* start EXTRACTED RECORDS *

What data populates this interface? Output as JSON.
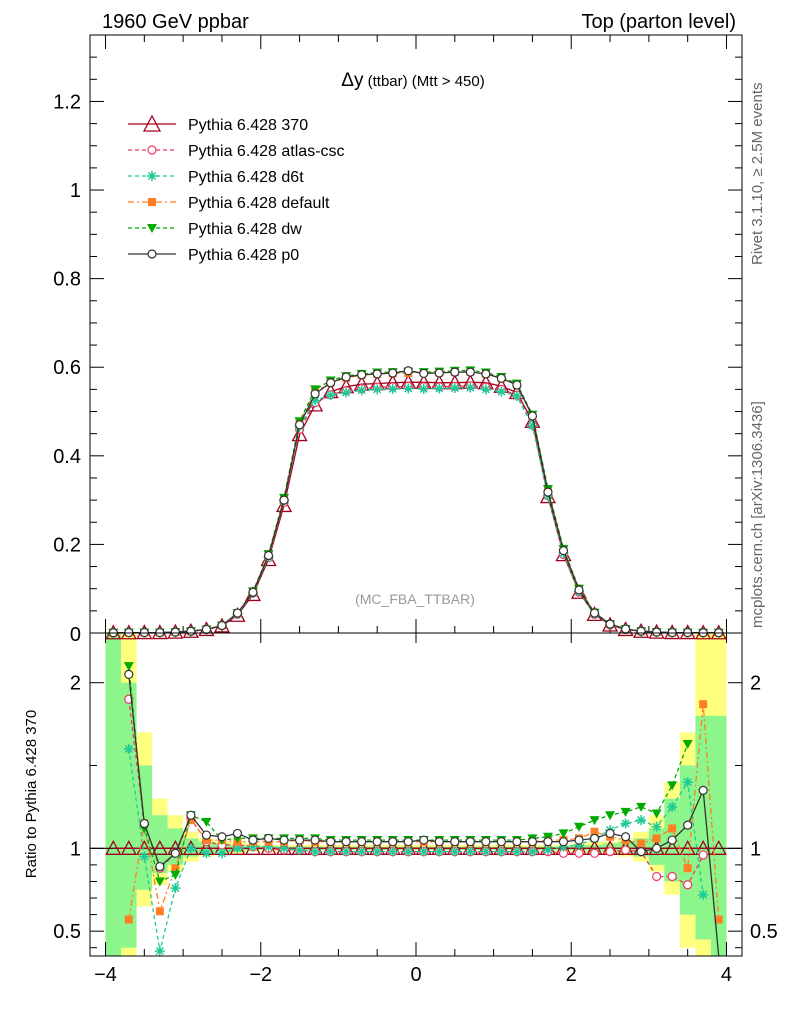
{
  "header": {
    "left": "1960 GeV ppbar",
    "right": "Top (parton level)"
  },
  "side_text": {
    "rivet": "Rivet 3.1.10, ≥ 2.5M events",
    "mcplots": "mcplots.cern.ch [arXiv:1306.3436]"
  },
  "chart_data": {
    "type": "line",
    "title_main": "Δy",
    "title_sub": " (ttbar) (Mtt > 450)",
    "watermark": "(MC_FBA_TTBAR)",
    "ratio_ylabel": "Ratio to Pythia 6.428 370",
    "xlim": [
      -4.2,
      4.2
    ],
    "ylim_main": [
      0,
      1.35
    ],
    "ylim_ratio": [
      0.35,
      2.3
    ],
    "x_ticks": [
      -4,
      -2,
      0,
      2,
      4
    ],
    "x_tick_labels": [
      "−4",
      "−2",
      "0",
      "2",
      "4"
    ],
    "main_y_ticks": [
      0.2,
      0.4,
      0.6,
      0.8,
      1,
      1.2
    ],
    "main_y_tick_labels": [
      "0.2",
      "0.4",
      "0.6",
      "0.8",
      "1",
      "1.2"
    ],
    "main_y_zero_label": "0",
    "ratio_y_ticks": [
      0.5,
      1,
      2
    ],
    "ratio_y_tick_labels": [
      "0.5",
      "1",
      "2"
    ],
    "x": [
      -3.9,
      -3.7,
      -3.5,
      -3.3,
      -3.1,
      -2.9,
      -2.7,
      -2.5,
      -2.3,
      -2.1,
      -1.9,
      -1.7,
      -1.5,
      -1.3,
      -1.1,
      -0.9,
      -0.7,
      -0.5,
      -0.3,
      -0.1,
      0.1,
      0.3,
      0.5,
      0.7,
      0.9,
      1.1,
      1.3,
      1.5,
      1.7,
      1.9,
      2.1,
      2.3,
      2.5,
      2.7,
      2.9,
      3.1,
      3.3,
      3.5,
      3.7,
      3.9
    ],
    "series": [
      {
        "name": "Pythia 6.428 370",
        "color": "#a0001e",
        "dash": "",
        "marker": "triangle-open",
        "values": [
          0.0005,
          0.0005,
          0.001,
          0.001,
          0.002,
          0.004,
          0.008,
          0.016,
          0.04,
          0.087,
          0.166,
          0.288,
          0.448,
          0.515,
          0.545,
          0.556,
          0.562,
          0.563,
          0.565,
          0.566,
          0.566,
          0.565,
          0.565,
          0.566,
          0.565,
          0.557,
          0.543,
          0.478,
          0.308,
          0.177,
          0.092,
          0.042,
          0.018,
          0.008,
          0.004,
          0.002,
          0.001,
          0.001,
          0.0005,
          0.0005
        ],
        "ratio": [
          1.0,
          1.0,
          1.0,
          1.0,
          1.0,
          1.0,
          1.0,
          1.0,
          1.0,
          1.0,
          1.0,
          1.0,
          1.0,
          1.0,
          1.0,
          1.0,
          1.0,
          1.0,
          1.0,
          1.0,
          1.0,
          1.0,
          1.0,
          1.0,
          1.0,
          1.0,
          1.0,
          1.0,
          1.0,
          1.0,
          1.0,
          1.0,
          1.0,
          1.0,
          1.0,
          1.0,
          1.0,
          1.0,
          1.0,
          1.0
        ]
      },
      {
        "name": "Pythia 6.428 atlas-csc",
        "color": "#ee3a5e",
        "dash": "4,3",
        "marker": "circle-open",
        "values": [
          0.0005,
          0.001,
          0.001,
          0.001,
          0.002,
          0.004,
          0.008,
          0.017,
          0.042,
          0.09,
          0.17,
          0.295,
          0.46,
          0.52,
          0.538,
          0.547,
          0.552,
          0.555,
          0.556,
          0.557,
          0.556,
          0.556,
          0.557,
          0.558,
          0.555,
          0.55,
          0.537,
          0.47,
          0.31,
          0.177,
          0.092,
          0.042,
          0.018,
          0.008,
          0.004,
          0.002,
          0.001,
          0.001,
          0.0005,
          0.0005
        ],
        "ratio": [
          null,
          1.9,
          1.15,
          0.88,
          0.97,
          1.18,
          1.04,
          1.02,
          1.02,
          1.01,
          1.0,
          0.99,
          0.99,
          0.98,
          0.98,
          0.98,
          0.98,
          0.98,
          0.98,
          0.98,
          0.98,
          0.98,
          0.98,
          0.98,
          0.98,
          0.98,
          0.98,
          0.98,
          0.98,
          0.97,
          0.97,
          0.97,
          0.98,
          0.99,
          0.98,
          0.83,
          0.83,
          0.78,
          0.96,
          null
        ]
      },
      {
        "name": "Pythia 6.428 d6t",
        "color": "#1dc997",
        "dash": "4,3",
        "marker": "star",
        "values": [
          0.0005,
          0.001,
          0.001,
          0.001,
          0.002,
          0.004,
          0.008,
          0.017,
          0.043,
          0.09,
          0.172,
          0.3,
          0.466,
          0.525,
          0.537,
          0.543,
          0.548,
          0.55,
          0.551,
          0.552,
          0.551,
          0.552,
          0.553,
          0.554,
          0.55,
          0.545,
          0.535,
          0.468,
          0.31,
          0.18,
          0.094,
          0.043,
          0.019,
          0.009,
          0.004,
          0.002,
          0.001,
          0.001,
          0.0005,
          0.0005
        ],
        "ratio": [
          null,
          1.6,
          0.95,
          0.38,
          0.76,
          1.0,
          0.97,
          0.97,
          1.0,
          1.01,
          1.01,
          1.0,
          0.99,
          0.98,
          0.98,
          0.98,
          0.98,
          0.98,
          0.98,
          0.98,
          0.98,
          0.98,
          0.98,
          0.98,
          0.98,
          0.98,
          0.98,
          0.98,
          0.99,
          1.01,
          1.02,
          1.06,
          1.11,
          1.15,
          1.17,
          1.13,
          1.25,
          1.4,
          0.72,
          null
        ]
      },
      {
        "name": "Pythia 6.428 default",
        "color": "#ff7f27",
        "dash": "6,3,2,3",
        "marker": "square",
        "values": [
          0.0005,
          0.001,
          0.001,
          0.001,
          0.002,
          0.004,
          0.008,
          0.017,
          0.045,
          0.093,
          0.178,
          0.305,
          0.475,
          0.545,
          0.565,
          0.576,
          0.582,
          0.585,
          0.586,
          0.587,
          0.588,
          0.588,
          0.589,
          0.59,
          0.585,
          0.575,
          0.56,
          0.49,
          0.322,
          0.188,
          0.1,
          0.046,
          0.02,
          0.009,
          0.004,
          0.002,
          0.001,
          0.001,
          0.001,
          0.001
        ],
        "ratio": [
          null,
          0.57,
          1.15,
          0.62,
          0.88,
          1.17,
          1.05,
          1.05,
          1.04,
          1.04,
          1.04,
          1.04,
          1.05,
          1.04,
          1.04,
          1.04,
          1.04,
          1.04,
          1.04,
          1.04,
          1.04,
          1.04,
          1.04,
          1.04,
          1.04,
          1.04,
          1.04,
          1.04,
          1.05,
          1.05,
          1.06,
          1.1,
          1.07,
          1.05,
          1.03,
          1.06,
          1.12,
          0.88,
          1.87,
          0.57
        ]
      },
      {
        "name": "Pythia 6.428 dw",
        "color": "#00aa00",
        "dash": "4,3",
        "marker": "triangle-down",
        "values": [
          0.0005,
          0.001,
          0.001,
          0.001,
          0.002,
          0.004,
          0.008,
          0.017,
          0.045,
          0.094,
          0.178,
          0.305,
          0.478,
          0.55,
          0.57,
          0.58,
          0.585,
          0.588,
          0.589,
          0.59,
          0.589,
          0.59,
          0.592,
          0.593,
          0.588,
          0.578,
          0.563,
          0.493,
          0.325,
          0.19,
          0.1,
          0.046,
          0.02,
          0.009,
          0.004,
          0.002,
          0.001,
          0.001,
          0.0005,
          0.0005
        ],
        "ratio": [
          null,
          2.1,
          1.12,
          0.8,
          0.84,
          1.2,
          1.16,
          1.05,
          1.06,
          1.06,
          1.06,
          1.06,
          1.06,
          1.06,
          1.05,
          1.05,
          1.05,
          1.05,
          1.05,
          1.05,
          1.05,
          1.05,
          1.05,
          1.05,
          1.05,
          1.05,
          1.05,
          1.06,
          1.07,
          1.09,
          1.13,
          1.17,
          1.2,
          1.22,
          1.25,
          1.21,
          1.38,
          1.63,
          null,
          null
        ]
      },
      {
        "name": "Pythia 6.428 p0",
        "color": "#333333",
        "dash": "",
        "marker": "circle-open",
        "values": [
          0.0005,
          0.001,
          0.001,
          0.001,
          0.002,
          0.004,
          0.008,
          0.017,
          0.045,
          0.092,
          0.175,
          0.3,
          0.47,
          0.54,
          0.565,
          0.578,
          0.583,
          0.585,
          0.587,
          0.592,
          0.586,
          0.587,
          0.589,
          0.589,
          0.585,
          0.575,
          0.56,
          0.49,
          0.318,
          0.186,
          0.097,
          0.045,
          0.02,
          0.009,
          0.004,
          0.002,
          0.001,
          0.001,
          0.0005,
          0.0005
        ],
        "ratio": [
          null,
          2.05,
          1.15,
          0.89,
          0.97,
          1.2,
          1.08,
          1.07,
          1.09,
          1.05,
          1.06,
          1.05,
          1.05,
          1.05,
          1.04,
          1.04,
          1.04,
          1.04,
          1.04,
          1.04,
          1.05,
          1.04,
          1.04,
          1.04,
          1.04,
          1.04,
          1.04,
          1.04,
          1.04,
          1.04,
          1.05,
          1.06,
          1.09,
          1.07,
          0.98,
          1.0,
          1.05,
          1.14,
          1.35,
          0.3
        ]
      }
    ],
    "ratio_band_yellow": [
      [
        0.2,
        2.3
      ],
      [
        0.3,
        2.3
      ],
      [
        0.65,
        1.7
      ],
      [
        0.78,
        1.3
      ],
      [
        0.86,
        1.2
      ],
      [
        0.92,
        1.1
      ],
      [
        0.95,
        1.06
      ],
      [
        0.97,
        1.04
      ],
      [
        0.97,
        1.04
      ],
      [
        0.98,
        1.03
      ],
      [
        0.98,
        1.02
      ],
      [
        0.98,
        1.02
      ],
      [
        0.99,
        1.02
      ],
      [
        0.99,
        1.02
      ],
      [
        0.99,
        1.02
      ],
      [
        0.99,
        1.02
      ],
      [
        0.99,
        1.02
      ],
      [
        0.99,
        1.02
      ],
      [
        0.99,
        1.02
      ],
      [
        0.99,
        1.02
      ],
      [
        0.99,
        1.02
      ],
      [
        0.99,
        1.02
      ],
      [
        0.99,
        1.02
      ],
      [
        0.99,
        1.02
      ],
      [
        0.99,
        1.02
      ],
      [
        0.99,
        1.02
      ],
      [
        0.99,
        1.02
      ],
      [
        0.99,
        1.02
      ],
      [
        0.98,
        1.02
      ],
      [
        0.98,
        1.02
      ],
      [
        0.98,
        1.03
      ],
      [
        0.97,
        1.04
      ],
      [
        0.97,
        1.04
      ],
      [
        0.95,
        1.06
      ],
      [
        0.92,
        1.1
      ],
      [
        0.86,
        1.2
      ],
      [
        0.72,
        1.4
      ],
      [
        0.4,
        1.7
      ],
      [
        0.3,
        2.3
      ],
      [
        0.2,
        2.3
      ]
    ],
    "ratio_band_green": [
      [
        0.3,
        2.3
      ],
      [
        0.4,
        2.0
      ],
      [
        0.75,
        1.5
      ],
      [
        0.85,
        1.2
      ],
      [
        0.9,
        1.12
      ],
      [
        0.95,
        1.06
      ],
      [
        0.97,
        1.04
      ],
      [
        0.98,
        1.03
      ],
      [
        0.98,
        1.02
      ],
      [
        0.99,
        1.02
      ],
      [
        0.99,
        1.01
      ],
      [
        0.99,
        1.01
      ],
      [
        0.99,
        1.01
      ],
      [
        0.99,
        1.01
      ],
      [
        0.99,
        1.01
      ],
      [
        0.99,
        1.01
      ],
      [
        0.99,
        1.01
      ],
      [
        0.99,
        1.01
      ],
      [
        0.99,
        1.01
      ],
      [
        0.99,
        1.01
      ],
      [
        0.99,
        1.01
      ],
      [
        0.99,
        1.01
      ],
      [
        0.99,
        1.01
      ],
      [
        0.99,
        1.01
      ],
      [
        0.99,
        1.01
      ],
      [
        0.99,
        1.01
      ],
      [
        0.99,
        1.01
      ],
      [
        0.99,
        1.01
      ],
      [
        0.99,
        1.01
      ],
      [
        0.99,
        1.01
      ],
      [
        0.99,
        1.02
      ],
      [
        0.98,
        1.02
      ],
      [
        0.98,
        1.03
      ],
      [
        0.97,
        1.04
      ],
      [
        0.95,
        1.06
      ],
      [
        0.9,
        1.12
      ],
      [
        0.8,
        1.3
      ],
      [
        0.6,
        1.5
      ],
      [
        0.45,
        1.8
      ],
      [
        0.3,
        1.8
      ]
    ]
  }
}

* end EXTRACTED RECORDS *

YOUR GOAL: In the records above, locate every line with the string "triangle" and copy it.

FULL RESPONSE:
        "marker": "triangle-open",
        "marker": "triangle-down",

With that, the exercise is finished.